## Work required
Copy each line where the word "tests" occurs.

BEGIN Task material

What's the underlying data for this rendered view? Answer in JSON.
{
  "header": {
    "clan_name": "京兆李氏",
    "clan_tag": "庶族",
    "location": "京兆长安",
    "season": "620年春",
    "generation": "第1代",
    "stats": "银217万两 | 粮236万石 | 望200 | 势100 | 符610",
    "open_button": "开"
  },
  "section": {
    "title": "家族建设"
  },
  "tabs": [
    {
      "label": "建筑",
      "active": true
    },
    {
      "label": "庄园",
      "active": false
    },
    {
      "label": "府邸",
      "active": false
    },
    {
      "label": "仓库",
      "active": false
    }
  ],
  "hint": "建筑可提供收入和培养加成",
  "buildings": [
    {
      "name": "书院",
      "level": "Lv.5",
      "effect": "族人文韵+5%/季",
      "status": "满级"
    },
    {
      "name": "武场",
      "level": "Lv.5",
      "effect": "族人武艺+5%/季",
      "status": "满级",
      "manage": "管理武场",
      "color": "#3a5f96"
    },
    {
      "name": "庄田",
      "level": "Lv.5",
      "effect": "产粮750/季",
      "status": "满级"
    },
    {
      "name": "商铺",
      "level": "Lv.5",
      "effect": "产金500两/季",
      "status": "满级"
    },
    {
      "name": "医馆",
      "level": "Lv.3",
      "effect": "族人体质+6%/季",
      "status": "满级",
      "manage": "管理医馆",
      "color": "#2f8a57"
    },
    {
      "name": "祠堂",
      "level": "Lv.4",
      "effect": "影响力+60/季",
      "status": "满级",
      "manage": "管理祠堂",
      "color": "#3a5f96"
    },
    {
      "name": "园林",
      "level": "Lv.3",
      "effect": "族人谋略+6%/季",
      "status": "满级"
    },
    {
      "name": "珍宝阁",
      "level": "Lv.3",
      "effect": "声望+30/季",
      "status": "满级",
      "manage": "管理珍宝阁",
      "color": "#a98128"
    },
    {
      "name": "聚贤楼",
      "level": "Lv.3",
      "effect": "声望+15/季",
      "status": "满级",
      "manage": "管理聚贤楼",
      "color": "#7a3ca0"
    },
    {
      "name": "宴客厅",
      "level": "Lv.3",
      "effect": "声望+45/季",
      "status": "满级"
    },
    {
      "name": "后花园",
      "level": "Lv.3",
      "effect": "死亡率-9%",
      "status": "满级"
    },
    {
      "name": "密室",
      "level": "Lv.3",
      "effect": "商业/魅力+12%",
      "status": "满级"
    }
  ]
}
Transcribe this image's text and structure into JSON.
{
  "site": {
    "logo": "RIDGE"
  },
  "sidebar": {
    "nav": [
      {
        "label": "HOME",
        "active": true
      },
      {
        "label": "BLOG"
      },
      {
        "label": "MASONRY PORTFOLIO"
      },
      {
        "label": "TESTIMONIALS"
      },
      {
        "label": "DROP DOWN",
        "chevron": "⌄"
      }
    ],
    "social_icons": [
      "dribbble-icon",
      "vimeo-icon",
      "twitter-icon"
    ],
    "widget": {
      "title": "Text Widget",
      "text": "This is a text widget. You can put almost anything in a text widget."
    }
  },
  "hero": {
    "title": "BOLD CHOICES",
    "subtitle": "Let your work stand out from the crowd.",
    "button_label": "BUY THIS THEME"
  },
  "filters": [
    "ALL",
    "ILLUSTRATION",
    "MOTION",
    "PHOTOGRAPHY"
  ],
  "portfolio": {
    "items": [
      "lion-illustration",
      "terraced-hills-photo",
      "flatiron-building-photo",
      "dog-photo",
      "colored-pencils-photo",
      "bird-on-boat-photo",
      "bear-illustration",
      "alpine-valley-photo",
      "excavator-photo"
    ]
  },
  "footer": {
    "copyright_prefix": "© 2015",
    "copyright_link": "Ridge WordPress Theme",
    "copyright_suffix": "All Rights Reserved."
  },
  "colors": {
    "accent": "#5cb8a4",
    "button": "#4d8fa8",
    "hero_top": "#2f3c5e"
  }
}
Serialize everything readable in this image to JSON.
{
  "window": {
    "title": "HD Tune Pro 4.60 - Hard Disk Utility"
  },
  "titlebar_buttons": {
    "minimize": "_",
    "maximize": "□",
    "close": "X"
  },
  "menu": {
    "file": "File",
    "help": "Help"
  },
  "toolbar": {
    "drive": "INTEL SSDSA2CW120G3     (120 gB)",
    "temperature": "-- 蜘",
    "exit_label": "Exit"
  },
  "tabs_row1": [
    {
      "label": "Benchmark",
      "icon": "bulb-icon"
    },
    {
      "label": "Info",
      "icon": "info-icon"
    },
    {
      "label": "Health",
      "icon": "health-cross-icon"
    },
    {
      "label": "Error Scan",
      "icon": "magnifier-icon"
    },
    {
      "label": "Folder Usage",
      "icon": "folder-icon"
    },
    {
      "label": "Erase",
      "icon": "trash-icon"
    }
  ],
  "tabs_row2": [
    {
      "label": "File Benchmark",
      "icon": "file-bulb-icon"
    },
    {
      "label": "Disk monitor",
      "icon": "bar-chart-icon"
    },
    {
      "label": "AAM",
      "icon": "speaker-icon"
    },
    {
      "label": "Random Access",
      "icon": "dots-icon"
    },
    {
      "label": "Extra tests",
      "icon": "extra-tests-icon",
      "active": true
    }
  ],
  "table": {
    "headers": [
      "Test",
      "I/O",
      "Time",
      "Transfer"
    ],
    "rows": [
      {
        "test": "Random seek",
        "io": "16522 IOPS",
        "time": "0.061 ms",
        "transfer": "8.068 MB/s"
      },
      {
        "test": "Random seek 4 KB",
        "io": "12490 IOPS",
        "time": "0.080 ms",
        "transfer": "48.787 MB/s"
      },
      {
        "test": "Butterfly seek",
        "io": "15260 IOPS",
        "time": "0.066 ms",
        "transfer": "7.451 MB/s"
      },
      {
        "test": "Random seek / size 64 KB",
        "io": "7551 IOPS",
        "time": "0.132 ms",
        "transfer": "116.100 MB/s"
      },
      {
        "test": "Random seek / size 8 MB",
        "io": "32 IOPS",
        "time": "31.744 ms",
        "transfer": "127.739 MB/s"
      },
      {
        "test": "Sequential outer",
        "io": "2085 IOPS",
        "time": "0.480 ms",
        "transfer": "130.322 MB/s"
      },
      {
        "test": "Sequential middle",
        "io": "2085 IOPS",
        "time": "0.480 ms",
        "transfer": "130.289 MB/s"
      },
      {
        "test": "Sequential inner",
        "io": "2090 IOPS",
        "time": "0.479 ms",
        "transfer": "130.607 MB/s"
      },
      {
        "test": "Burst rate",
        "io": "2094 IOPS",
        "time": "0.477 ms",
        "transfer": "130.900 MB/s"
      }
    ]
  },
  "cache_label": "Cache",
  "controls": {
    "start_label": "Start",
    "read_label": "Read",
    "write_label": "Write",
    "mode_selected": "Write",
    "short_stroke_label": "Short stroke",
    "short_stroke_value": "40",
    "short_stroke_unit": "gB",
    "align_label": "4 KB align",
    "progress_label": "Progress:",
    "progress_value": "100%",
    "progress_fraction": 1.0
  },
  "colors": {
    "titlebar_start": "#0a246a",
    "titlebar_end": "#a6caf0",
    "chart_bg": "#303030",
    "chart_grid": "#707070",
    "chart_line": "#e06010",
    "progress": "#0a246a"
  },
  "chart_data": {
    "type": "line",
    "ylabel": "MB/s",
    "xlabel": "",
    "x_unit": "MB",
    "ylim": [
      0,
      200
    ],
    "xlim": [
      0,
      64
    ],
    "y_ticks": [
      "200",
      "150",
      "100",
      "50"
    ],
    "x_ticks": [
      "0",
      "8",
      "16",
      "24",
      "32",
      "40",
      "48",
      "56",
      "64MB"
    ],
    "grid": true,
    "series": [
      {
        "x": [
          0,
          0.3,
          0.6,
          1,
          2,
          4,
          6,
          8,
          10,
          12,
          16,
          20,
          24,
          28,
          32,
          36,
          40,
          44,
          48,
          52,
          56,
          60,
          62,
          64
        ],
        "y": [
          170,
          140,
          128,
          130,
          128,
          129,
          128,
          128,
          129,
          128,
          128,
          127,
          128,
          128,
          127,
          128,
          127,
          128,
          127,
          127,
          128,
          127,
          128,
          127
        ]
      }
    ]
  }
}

END Task material

## Response
      "label": "Extra tests",
      "icon": "extra-tests-icon",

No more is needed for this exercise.